Task requirements: Go through the data below. Pull out every line that has the word "color".

Input material:
━━━━━━━━
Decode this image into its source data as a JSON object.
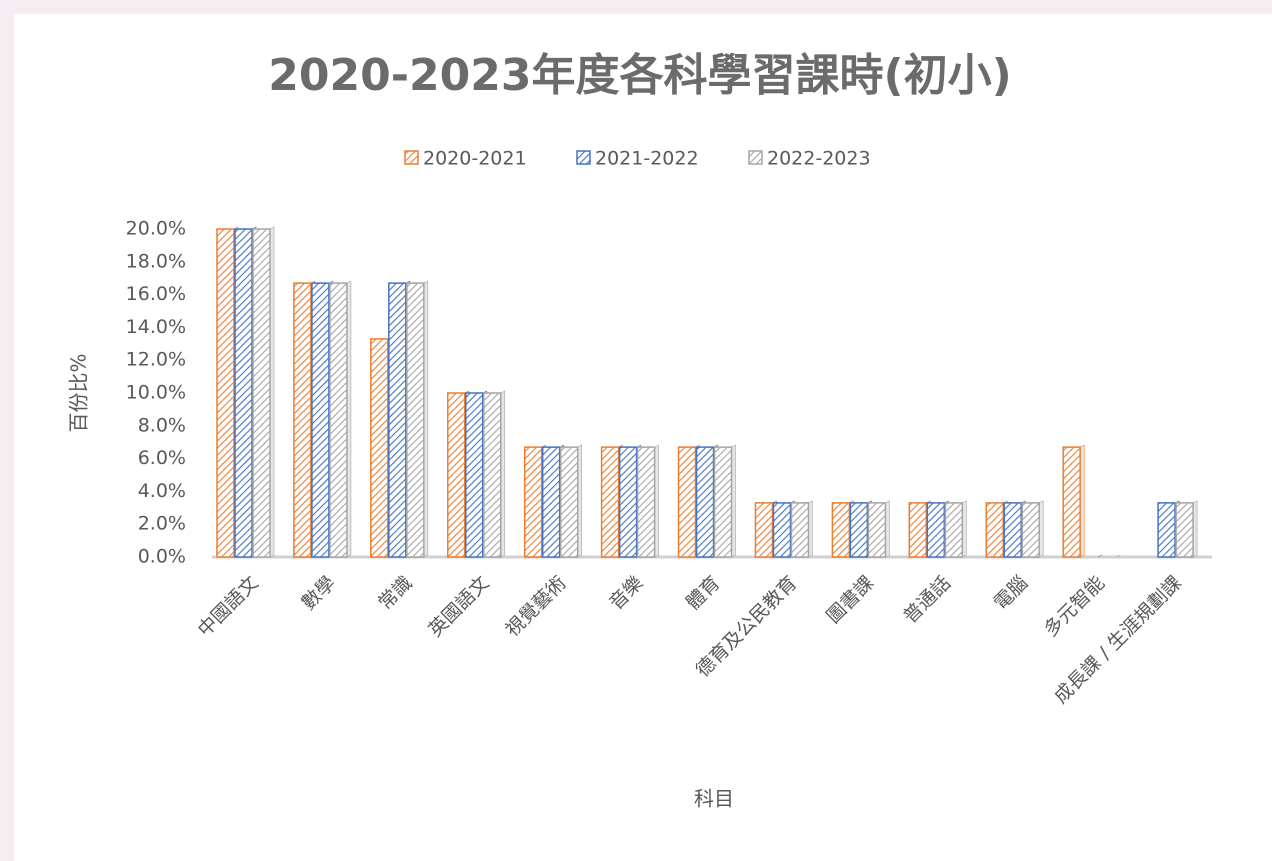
{
  "chart_data": {
    "type": "bar",
    "title": "2020-2023年度各科學習課時(初小)",
    "x_label": "科目",
    "y_label": "百份比%",
    "categories": [
      "中國語文",
      "數學",
      "常識",
      "英國語文",
      "視覺藝術",
      "音樂",
      "體育",
      "德育及公民教育",
      "圖書課",
      "普通話",
      "電腦",
      "多元智能",
      "成長課 / 生涯規劃課"
    ],
    "series": [
      {
        "name": "2020-2021",
        "color": "#ed7d31",
        "values": [
          20,
          16.7,
          13.3,
          10,
          6.7,
          6.7,
          6.7,
          3.3,
          3.3,
          3.3,
          3.3,
          6.7,
          0
        ]
      },
      {
        "name": "2021-2022",
        "color": "#4472c4",
        "values": [
          20,
          16.7,
          16.7,
          10,
          6.7,
          6.7,
          6.7,
          3.3,
          3.3,
          3.3,
          3.3,
          0,
          3.3
        ]
      },
      {
        "name": "2022-2023",
        "color": "#a5a5a5",
        "values": [
          20,
          16.7,
          16.7,
          10,
          6.7,
          6.7,
          6.7,
          3.3,
          3.3,
          3.3,
          3.3,
          0,
          3.3
        ]
      }
    ],
    "ylim": [
      0,
      20
    ],
    "yticks": [
      {
        "value": 0,
        "label": "0.0%"
      },
      {
        "value": 2,
        "label": "2.0%"
      },
      {
        "value": 4,
        "label": "4.0%"
      },
      {
        "value": 6,
        "label": "6.0%"
      },
      {
        "value": 8,
        "label": "8.0%"
      },
      {
        "value": 10,
        "label": "10.0%"
      },
      {
        "value": 12,
        "label": "12.0%"
      },
      {
        "value": 14,
        "label": "14.0%"
      },
      {
        "value": 16,
        "label": "16.0%"
      },
      {
        "value": 18,
        "label": "18.0%"
      },
      {
        "value": 20,
        "label": "20.0%"
      }
    ],
    "legend": "top"
  }
}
━━━━━━━━
Result:
        "color": "#ed7d31",
        "color": "#4472c4",
        "color": "#a5a5a5",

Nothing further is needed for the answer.